- _WHAT TO DO_
Please copy every one of the following records word for word.

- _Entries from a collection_
* * * *

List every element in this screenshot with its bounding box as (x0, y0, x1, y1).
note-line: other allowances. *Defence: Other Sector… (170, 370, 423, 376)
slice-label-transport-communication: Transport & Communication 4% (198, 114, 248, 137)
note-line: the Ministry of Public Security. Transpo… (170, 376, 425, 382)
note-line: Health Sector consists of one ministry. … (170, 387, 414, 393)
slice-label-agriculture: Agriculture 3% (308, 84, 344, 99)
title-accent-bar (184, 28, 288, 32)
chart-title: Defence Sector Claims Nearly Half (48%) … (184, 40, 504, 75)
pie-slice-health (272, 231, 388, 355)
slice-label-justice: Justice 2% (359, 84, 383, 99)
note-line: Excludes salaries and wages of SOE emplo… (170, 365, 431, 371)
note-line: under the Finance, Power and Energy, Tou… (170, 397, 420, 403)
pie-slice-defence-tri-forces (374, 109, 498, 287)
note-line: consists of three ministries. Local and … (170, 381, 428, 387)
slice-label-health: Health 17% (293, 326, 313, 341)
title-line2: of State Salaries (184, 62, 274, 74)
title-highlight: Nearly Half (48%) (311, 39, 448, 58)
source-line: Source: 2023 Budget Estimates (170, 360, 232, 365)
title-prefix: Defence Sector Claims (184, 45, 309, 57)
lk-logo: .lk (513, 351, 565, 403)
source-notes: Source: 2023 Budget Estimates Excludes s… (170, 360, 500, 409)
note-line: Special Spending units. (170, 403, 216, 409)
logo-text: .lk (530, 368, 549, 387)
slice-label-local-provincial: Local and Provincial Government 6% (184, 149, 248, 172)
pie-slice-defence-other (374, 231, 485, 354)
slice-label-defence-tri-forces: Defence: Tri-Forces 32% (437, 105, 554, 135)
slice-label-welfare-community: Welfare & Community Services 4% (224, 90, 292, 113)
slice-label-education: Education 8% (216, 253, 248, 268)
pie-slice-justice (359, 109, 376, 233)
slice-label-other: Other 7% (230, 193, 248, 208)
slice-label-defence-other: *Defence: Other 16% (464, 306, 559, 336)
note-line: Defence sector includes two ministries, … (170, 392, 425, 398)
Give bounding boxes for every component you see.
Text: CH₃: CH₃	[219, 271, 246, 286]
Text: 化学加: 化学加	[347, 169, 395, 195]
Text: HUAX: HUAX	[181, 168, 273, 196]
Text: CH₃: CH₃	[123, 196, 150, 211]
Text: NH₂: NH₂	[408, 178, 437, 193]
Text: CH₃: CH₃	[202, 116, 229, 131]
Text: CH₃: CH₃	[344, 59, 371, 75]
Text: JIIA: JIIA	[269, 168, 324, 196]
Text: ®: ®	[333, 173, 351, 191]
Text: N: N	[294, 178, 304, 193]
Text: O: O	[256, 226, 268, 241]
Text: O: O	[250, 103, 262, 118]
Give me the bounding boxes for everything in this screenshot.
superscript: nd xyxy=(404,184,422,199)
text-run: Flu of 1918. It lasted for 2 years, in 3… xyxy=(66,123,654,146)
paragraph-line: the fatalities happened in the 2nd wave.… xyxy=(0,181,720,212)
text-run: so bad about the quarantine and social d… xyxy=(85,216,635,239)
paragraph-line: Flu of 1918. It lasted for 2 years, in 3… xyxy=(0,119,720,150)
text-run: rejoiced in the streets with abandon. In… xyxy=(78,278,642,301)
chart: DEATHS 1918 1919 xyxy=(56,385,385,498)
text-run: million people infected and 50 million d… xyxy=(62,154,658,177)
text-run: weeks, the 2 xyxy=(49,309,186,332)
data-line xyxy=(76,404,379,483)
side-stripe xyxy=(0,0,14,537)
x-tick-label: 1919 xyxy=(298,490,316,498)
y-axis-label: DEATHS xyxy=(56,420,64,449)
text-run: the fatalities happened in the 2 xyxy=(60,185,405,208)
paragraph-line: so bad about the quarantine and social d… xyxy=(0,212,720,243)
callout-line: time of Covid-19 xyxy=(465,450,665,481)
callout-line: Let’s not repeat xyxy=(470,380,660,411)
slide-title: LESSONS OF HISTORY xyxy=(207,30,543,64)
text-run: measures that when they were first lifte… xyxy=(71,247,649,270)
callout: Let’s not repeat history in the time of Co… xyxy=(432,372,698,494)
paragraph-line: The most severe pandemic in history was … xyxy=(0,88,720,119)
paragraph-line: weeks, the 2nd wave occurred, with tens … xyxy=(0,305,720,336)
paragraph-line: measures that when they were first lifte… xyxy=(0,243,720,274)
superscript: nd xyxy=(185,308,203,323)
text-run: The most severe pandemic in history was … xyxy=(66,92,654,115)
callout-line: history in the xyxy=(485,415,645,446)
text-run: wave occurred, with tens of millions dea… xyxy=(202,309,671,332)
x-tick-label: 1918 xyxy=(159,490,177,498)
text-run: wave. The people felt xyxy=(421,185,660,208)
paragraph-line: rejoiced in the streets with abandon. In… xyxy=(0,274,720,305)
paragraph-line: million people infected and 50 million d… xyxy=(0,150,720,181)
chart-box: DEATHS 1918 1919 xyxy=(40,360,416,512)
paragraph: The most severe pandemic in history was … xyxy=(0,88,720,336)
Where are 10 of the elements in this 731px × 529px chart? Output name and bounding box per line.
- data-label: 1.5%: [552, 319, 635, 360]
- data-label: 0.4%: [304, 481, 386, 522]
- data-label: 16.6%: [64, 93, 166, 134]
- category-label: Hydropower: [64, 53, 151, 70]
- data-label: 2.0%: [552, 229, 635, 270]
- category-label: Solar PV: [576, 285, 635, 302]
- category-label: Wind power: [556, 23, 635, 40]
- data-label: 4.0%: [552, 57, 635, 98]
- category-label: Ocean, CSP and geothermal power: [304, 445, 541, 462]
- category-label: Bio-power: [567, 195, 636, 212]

* * * *

- _CORRECT OUTPUT_
List every element in this screenshot with its bounding box as (x0, y0, x1, y1).
note-line: other allowances. *Defence: Other Sector… (170, 370, 423, 376)
slice-label-transport-communication: Transport & Communication 4% (198, 114, 248, 137)
note-line: the Ministry of Public Security. Transpo… (170, 376, 425, 382)
note-line: Health Sector consists of one ministry. … (170, 387, 414, 393)
slice-label-agriculture: Agriculture 3% (308, 84, 344, 99)
title-accent-bar (184, 28, 288, 32)
chart-title: Defence Sector Claims Nearly Half (48%) … (184, 40, 504, 75)
pie-slice-health (272, 231, 388, 355)
slice-label-justice: Justice 2% (359, 84, 383, 99)
note-line: Excludes salaries and wages of SOE emplo… (170, 365, 431, 371)
note-line: under the Finance, Power and Energy, Tou… (170, 397, 420, 403)
pie-slice-defence-tri-forces (374, 109, 498, 287)
note-line: consists of three ministries. Local and … (170, 381, 428, 387)
slice-label-health: Health 17% (293, 326, 313, 341)
title-line2: of State Salaries (184, 62, 274, 74)
title-highlight: Nearly Half (48%) (311, 39, 448, 58)
source-line: Source: 2023 Budget Estimates (170, 360, 232, 365)
title-prefix: Defence Sector Claims (184, 45, 309, 57)
lk-logo: .lk (513, 351, 565, 403)
source-notes: Source: 2023 Budget Estimates Excludes s… (170, 360, 500, 409)
note-line: Special Spending units. (170, 403, 216, 409)
logo-text: .lk (530, 368, 549, 387)
slice-label-local-provincial: Local and Provincial Government 6% (184, 149, 248, 172)
pie-slice-defence-other (374, 231, 485, 354)
slice-label-defence-tri-forces: Defence: Tri-Forces 32% (437, 105, 554, 135)
slice-label-welfare-community: Welfare & Community Services 4% (224, 90, 292, 113)
slice-label-education: Education 8% (216, 253, 248, 268)
pie-slice-justice (359, 109, 376, 233)
slice-label-other: Other 7% (230, 193, 248, 208)
slice-label-defence-other: *Defence: Other 16% (464, 306, 559, 336)
note-line: Defence sector includes two ministries, … (170, 392, 425, 398)
Give bounding boxes for every component you see.
Text: CH₃: CH₃	[219, 271, 246, 286]
Text: 化学加: 化学加	[347, 169, 395, 195]
Text: HUAX: HUAX	[181, 168, 273, 196]
Text: CH₃: CH₃	[123, 196, 150, 211]
Text: NH₂: NH₂	[408, 178, 437, 193]
Text: CH₃: CH₃	[202, 116, 229, 131]
Text: CH₃: CH₃	[344, 59, 371, 75]
Text: JIIA: JIIA	[269, 168, 324, 196]
Text: ®: ®	[333, 173, 351, 191]
Text: N: N	[294, 178, 304, 193]
Text: O: O	[256, 226, 268, 241]
Text: O: O	[250, 103, 262, 118]
Give me the bounding boxes for everything in this screenshot.
superscript: nd xyxy=(404,184,422,199)
text-run: Flu of 1918. It lasted for 2 years, in 3… xyxy=(66,123,654,146)
paragraph-line: the fatalities happened in the 2nd wave.… xyxy=(0,181,720,212)
text-run: so bad about the quarantine and social d… xyxy=(85,216,635,239)
paragraph-line: Flu of 1918. It lasted for 2 years, in 3… xyxy=(0,119,720,150)
text-run: rejoiced in the streets with abandon. In… xyxy=(78,278,642,301)
chart: DEATHS 1918 1919 xyxy=(56,385,385,498)
text-run: million people infected and 50 million d… xyxy=(62,154,658,177)
text-run: weeks, the 2 xyxy=(49,309,186,332)
data-line xyxy=(76,404,379,483)
side-stripe xyxy=(0,0,14,537)
x-tick-label: 1919 xyxy=(298,490,316,498)
y-axis-label: DEATHS xyxy=(56,420,64,449)
text-run: the fatalities happened in the 2 xyxy=(60,185,405,208)
paragraph-line: so bad about the quarantine and social d… xyxy=(0,212,720,243)
callout-line: time of Covid-19 xyxy=(465,450,665,481)
callout-line: Let’s not repeat xyxy=(470,380,660,411)
slide-title: LESSONS OF HISTORY xyxy=(207,30,543,64)
text-run: measures that when they were first lifte… xyxy=(71,247,649,270)
callout: Let’s not repeat history in the time of Co… xyxy=(432,372,698,494)
paragraph-line: The most severe pandemic in history was … xyxy=(0,88,720,119)
paragraph-line: weeks, the 2nd wave occurred, with tens … xyxy=(0,305,720,336)
paragraph-line: measures that when they were first lifte… xyxy=(0,243,720,274)
superscript: nd xyxy=(185,308,203,323)
text-run: The most severe pandemic in history was … xyxy=(66,92,654,115)
callout-line: history in the xyxy=(485,415,645,446)
text-run: wave occurred, with tens of millions dea… xyxy=(202,309,671,332)
x-tick-label: 1918 xyxy=(159,490,177,498)
text-run: wave. The people felt xyxy=(421,185,660,208)
paragraph-line: rejoiced in the streets with abandon. In… xyxy=(0,274,720,305)
paragraph-line: million people infected and 50 million d… xyxy=(0,150,720,181)
chart-box: DEATHS 1918 1919 xyxy=(40,360,416,512)
paragraph: The most severe pandemic in history was … xyxy=(0,88,720,336)
Where are 10 of the elements in this 731px × 529px chart? Output name and bounding box per line.
- data-label: 1.5%: [552, 319, 635, 360]
- data-label: 0.4%: [304, 481, 386, 522]
- data-label: 16.6%: [64, 93, 166, 134]
- category-label: Hydropower: [64, 53, 151, 70]
- data-label: 2.0%: [552, 229, 635, 270]
- category-label: Solar PV: [576, 285, 635, 302]
- category-label: Wind power: [556, 23, 635, 40]
- data-label: 4.0%: [552, 57, 635, 98]
- category-label: Ocean, CSP and geothermal power: [304, 445, 541, 462]
- category-label: Bio-power: [567, 195, 636, 212]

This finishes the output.